[Extracts from a graphics dataset]
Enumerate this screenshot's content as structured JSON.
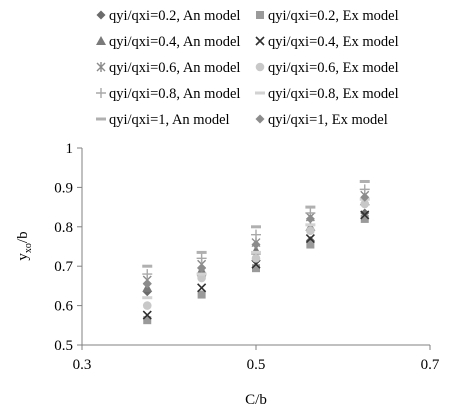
{
  "chart_data": {
    "type": "scatter",
    "xlabel": "C/b",
    "ylabel_main": "y",
    "ylabel_sub": "xo",
    "ylabel_tail": "/b",
    "xlim": [
      0.3,
      0.7
    ],
    "ylim": [
      0.5,
      1.0
    ],
    "xticks": [
      "0.3",
      "0.5",
      "0.7"
    ],
    "yticks": [
      "0.5",
      "0.6",
      "0.7",
      "0.8",
      "0.9",
      "1"
    ],
    "grid": false,
    "legend_position": "top",
    "x": [
      0.375,
      0.4375,
      0.5,
      0.5625,
      0.625
    ],
    "series": [
      {
        "name": "qyi/qxi=0.2, An model",
        "marker": "diamond",
        "color": "#6b6b6b",
        "values": [
          0.635,
          0.675,
          0.715,
          0.765,
          0.835
        ]
      },
      {
        "name": "qyi/qxi=0.2, Ex model",
        "marker": "square",
        "color": "#9a9a9a",
        "values": [
          0.563,
          0.628,
          0.695,
          0.755,
          0.82
        ]
      },
      {
        "name": "qyi/qxi=0.4, An model",
        "marker": "triangle",
        "color": "#7a7a7a",
        "values": [
          0.645,
          0.69,
          0.74,
          0.8,
          0.865
        ]
      },
      {
        "name": "qyi/qxi=0.4, Ex model",
        "marker": "x",
        "color": "#303030",
        "values": [
          0.576,
          0.645,
          0.705,
          0.77,
          0.83
        ]
      },
      {
        "name": "qyi/qxi=0.6, An model",
        "marker": "asterisk",
        "color": "#8a8a8a",
        "values": [
          0.665,
          0.705,
          0.76,
          0.825,
          0.88
        ]
      },
      {
        "name": "qyi/qxi=0.6, Ex model",
        "marker": "circle",
        "color": "#c8c8c8",
        "values": [
          0.6,
          0.67,
          0.72,
          0.79,
          0.858
        ]
      },
      {
        "name": "qyi/qxi=0.8, An model",
        "marker": "plus",
        "color": "#a8a8a8",
        "values": [
          0.68,
          0.72,
          0.78,
          0.835,
          0.895
        ]
      },
      {
        "name": "qyi/qxi=0.8, Ex model",
        "marker": "dash",
        "color": "#d2d2d2",
        "values": [
          0.62,
          0.68,
          0.735,
          0.805,
          0.87
        ]
      },
      {
        "name": "qyi/qxi=1, An model",
        "marker": "dash",
        "color": "#b0b0b0",
        "values": [
          0.7,
          0.735,
          0.8,
          0.85,
          0.915
        ]
      },
      {
        "name": "qyi/qxi=1, Ex model",
        "marker": "diamond",
        "color": "#8c8c8c",
        "values": [
          0.655,
          0.695,
          0.755,
          0.82,
          0.875
        ]
      }
    ]
  }
}
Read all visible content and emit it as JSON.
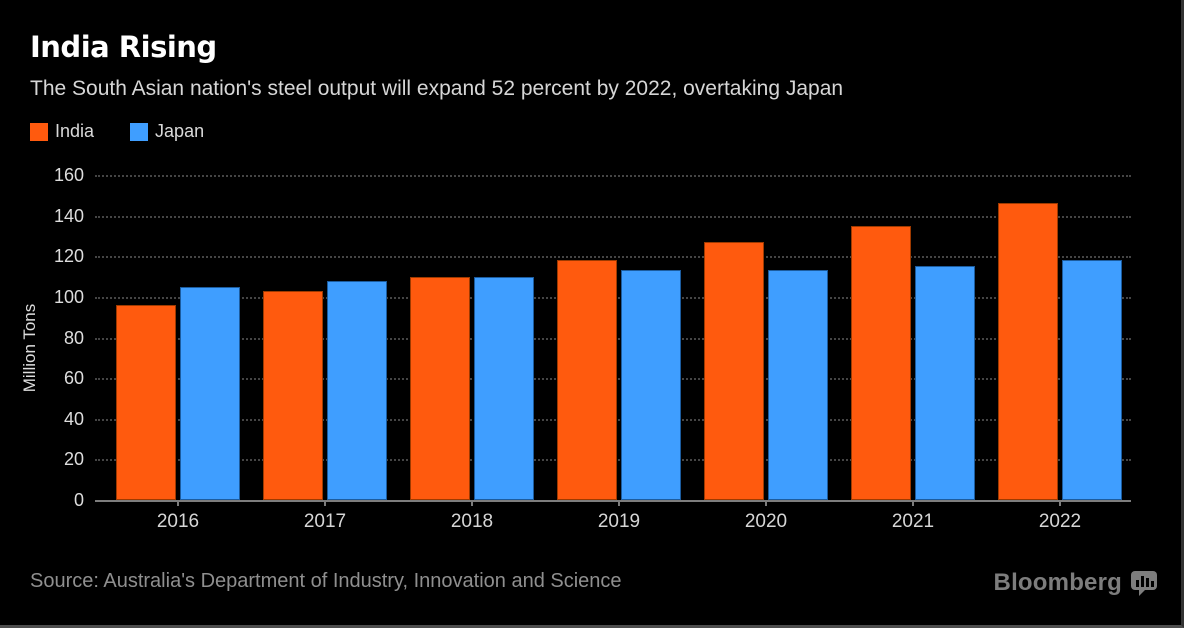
{
  "header": {
    "title": "India Rising",
    "subtitle": "The South Asian nation's steel output will expand 52 percent by 2022, overtaking Japan"
  },
  "footer": {
    "source": "Source: Australia's Department of Industry, Innovation and Science",
    "brand": "Bloomberg",
    "brand_icon": "bar-chart-speech-bubble-icon"
  },
  "colors": {
    "background": "#000000",
    "india": "#ff5a0e",
    "japan": "#3f9eff",
    "grid": "#454545",
    "axis": "#7d7d7d",
    "text_primary": "#ffffff",
    "text_secondary": "#d6d6d6",
    "text_muted": "#8f8f8f"
  },
  "chart_data": {
    "type": "bar",
    "title": "India Rising",
    "subtitle": "The South Asian nation's steel output will expand 52 percent by 2022, overtaking Japan",
    "xlabel": "",
    "ylabel": "Million Tons",
    "categories": [
      "2016",
      "2017",
      "2018",
      "2019",
      "2020",
      "2021",
      "2022"
    ],
    "series": [
      {
        "name": "India",
        "color": "#ff5a0e",
        "stroke": "#9e3a00",
        "values": [
          96,
          103,
          110,
          118,
          127,
          135,
          146
        ]
      },
      {
        "name": "Japan",
        "color": "#3f9eff",
        "stroke": "#1c5c9e",
        "values": [
          105,
          108,
          110,
          113,
          113,
          115,
          118
        ]
      }
    ],
    "ylim": [
      0,
      160
    ],
    "ytick_step": 20,
    "yticks": [
      0,
      20,
      40,
      60,
      80,
      100,
      120,
      140,
      160
    ],
    "grid": "horizontal dotted",
    "legend_position": "top-left"
  }
}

* SET EXERCISE: Lines that include the word "grid" are to be extracted from the data above.

* RESPONSE TO THIS EXERCISE:
    "grid": false,
    "grid": "#454545",
    "grid": "horizontal dotted",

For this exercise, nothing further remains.